** Begin **
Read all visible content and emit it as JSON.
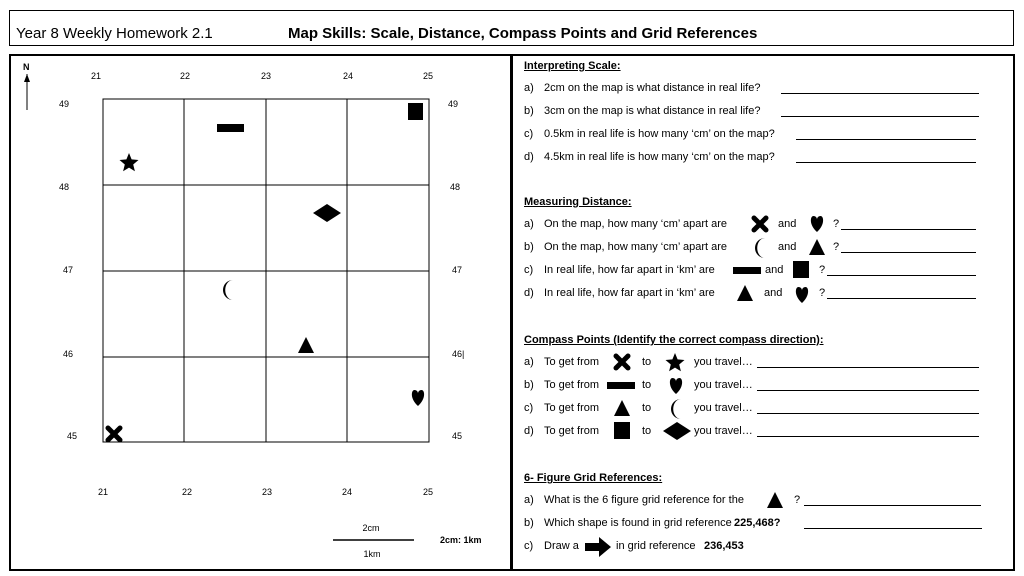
{
  "header": {
    "left": "Year 8 Weekly Homework 2.1",
    "title": "Map Skills: Scale, Distance, Compass Points and Grid References"
  },
  "map": {
    "north": "N",
    "x_labels": [
      "21",
      "22",
      "23",
      "24",
      "25"
    ],
    "y_labels": [
      "49",
      "48",
      "47",
      "46",
      "45"
    ],
    "y_label_46_right": "46|",
    "scale_top": "2cm",
    "scale_bottom": "1km",
    "scale_ratio": "2cm: 1km"
  },
  "scale_section": {
    "heading": "Interpreting Scale:",
    "items": [
      {
        "label": "a)",
        "text": "2cm on the map is what distance in real life?"
      },
      {
        "label": "b)",
        "text": "3cm on the map is what distance in real life?"
      },
      {
        "label": "c)",
        "text": "0.5km in real life is how many ‘cm’ on the map?"
      },
      {
        "label": "d)",
        "text": "4.5km in real life is how many ‘cm’ on the map?"
      }
    ]
  },
  "distance_section": {
    "heading": "Measuring Distance:",
    "items": [
      {
        "label": "a)",
        "text": "On the map, how many ‘cm’ apart are",
        "and": "and",
        "q": "?",
        "shape1": "cross",
        "shape2": "heart"
      },
      {
        "label": "b)",
        "text": "On the map, how many ‘cm’ apart are",
        "and": "and",
        "q": "?",
        "shape1": "moon",
        "shape2": "triangle"
      },
      {
        "label": "c)",
        "text": "In real life, how far apart in ‘km’ are",
        "and": "and",
        "q": "?",
        "shape1": "rectangle",
        "shape2": "square"
      },
      {
        "label": "d)",
        "text": "In real life, how far apart in ‘km’ are",
        "and": "and",
        "q": "?",
        "shape1": "triangle",
        "shape2": "heart"
      }
    ]
  },
  "compass_section": {
    "heading": "Compass Points (Identify the correct compass direction):",
    "items": [
      {
        "label": "a)",
        "text": "To get from",
        "to": "to",
        "travel": "you travel…",
        "shape1": "cross",
        "shape2": "star"
      },
      {
        "label": "b)",
        "text": "To get from",
        "to": "to",
        "travel": "you travel…",
        "shape1": "rectangle",
        "shape2": "heart"
      },
      {
        "label": "c)",
        "text": "To get from",
        "to": "to",
        "travel": "you travel…",
        "shape1": "triangle",
        "shape2": "moon"
      },
      {
        "label": "d)",
        "text": "To get from",
        "to": "to",
        "travel": "you travel…",
        "shape1": "square",
        "shape2": "diamond"
      }
    ]
  },
  "grid_section": {
    "heading": "6- Figure Grid References:",
    "a": {
      "label": "a)",
      "text": "What is the 6 figure grid reference for the",
      "q": "?"
    },
    "b": {
      "label": "b)",
      "text": "Which shape is found in grid reference",
      "ref": "225,468?"
    },
    "c": {
      "label": "c)",
      "text": "Draw a",
      "text2": "in grid reference",
      "ref": "236,453"
    }
  }
}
** End **
**INSTRUCTIONS TO FOLLOW**
Return all of the entries exactly as written, but drop any pictures they hold.

**FINAL ANSWER**
Read all visible content and emit it as JSON.
{
  "header": {
    "left": "Year 8 Weekly Homework 2.1",
    "title": "Map Skills: Scale, Distance, Compass Points and Grid References"
  },
  "map": {
    "north": "N",
    "x_labels": [
      "21",
      "22",
      "23",
      "24",
      "25"
    ],
    "y_labels": [
      "49",
      "48",
      "47",
      "46",
      "45"
    ],
    "y_label_46_right": "46|",
    "scale_top": "2cm",
    "scale_bottom": "1km",
    "scale_ratio": "2cm: 1km"
  },
  "scale_section": {
    "heading": "Interpreting Scale:",
    "items": [
      {
        "label": "a)",
        "text": "2cm on the map is what distance in real life?"
      },
      {
        "label": "b)",
        "text": "3cm on the map is what distance in real life?"
      },
      {
        "label": "c)",
        "text": "0.5km in real life is how many ‘cm’ on the map?"
      },
      {
        "label": "d)",
        "text": "4.5km in real life is how many ‘cm’ on the map?"
      }
    ]
  },
  "distance_section": {
    "heading": "Measuring Distance:",
    "items": [
      {
        "label": "a)",
        "text": "On the map, how many ‘cm’ apart are",
        "and": "and",
        "q": "?",
        "shape1": "cross",
        "shape2": "heart"
      },
      {
        "label": "b)",
        "text": "On the map, how many ‘cm’ apart are",
        "and": "and",
        "q": "?",
        "shape1": "moon",
        "shape2": "triangle"
      },
      {
        "label": "c)",
        "text": "In real life, how far apart in ‘km’ are",
        "and": "and",
        "q": "?",
        "shape1": "rectangle",
        "shape2": "square"
      },
      {
        "label": "d)",
        "text": "In real life, how far apart in ‘km’ are",
        "and": "and",
        "q": "?",
        "shape1": "triangle",
        "shape2": "heart"
      }
    ]
  },
  "compass_section": {
    "heading": "Compass Points (Identify the correct compass direction):",
    "items": [
      {
        "label": "a)",
        "text": "To get from",
        "to": "to",
        "travel": "you travel…",
        "shape1": "cross",
        "shape2": "star"
      },
      {
        "label": "b)",
        "text": "To get from",
        "to": "to",
        "travel": "you travel…",
        "shape1": "rectangle",
        "shape2": "heart"
      },
      {
        "label": "c)",
        "text": "To get from",
        "to": "to",
        "travel": "you travel…",
        "shape1": "triangle",
        "shape2": "moon"
      },
      {
        "label": "d)",
        "text": "To get from",
        "to": "to",
        "travel": "you travel…",
        "shape1": "square",
        "shape2": "diamond"
      }
    ]
  },
  "grid_section": {
    "heading": "6- Figure Grid References:",
    "a": {
      "label": "a)",
      "text": "What is the 6 figure grid reference for the",
      "q": "?"
    },
    "b": {
      "label": "b)",
      "text": "Which shape is found in grid reference",
      "ref": "225,468?"
    },
    "c": {
      "label": "c)",
      "text": "Draw a",
      "text2": "in grid reference",
      "ref": "236,453"
    }
  }
}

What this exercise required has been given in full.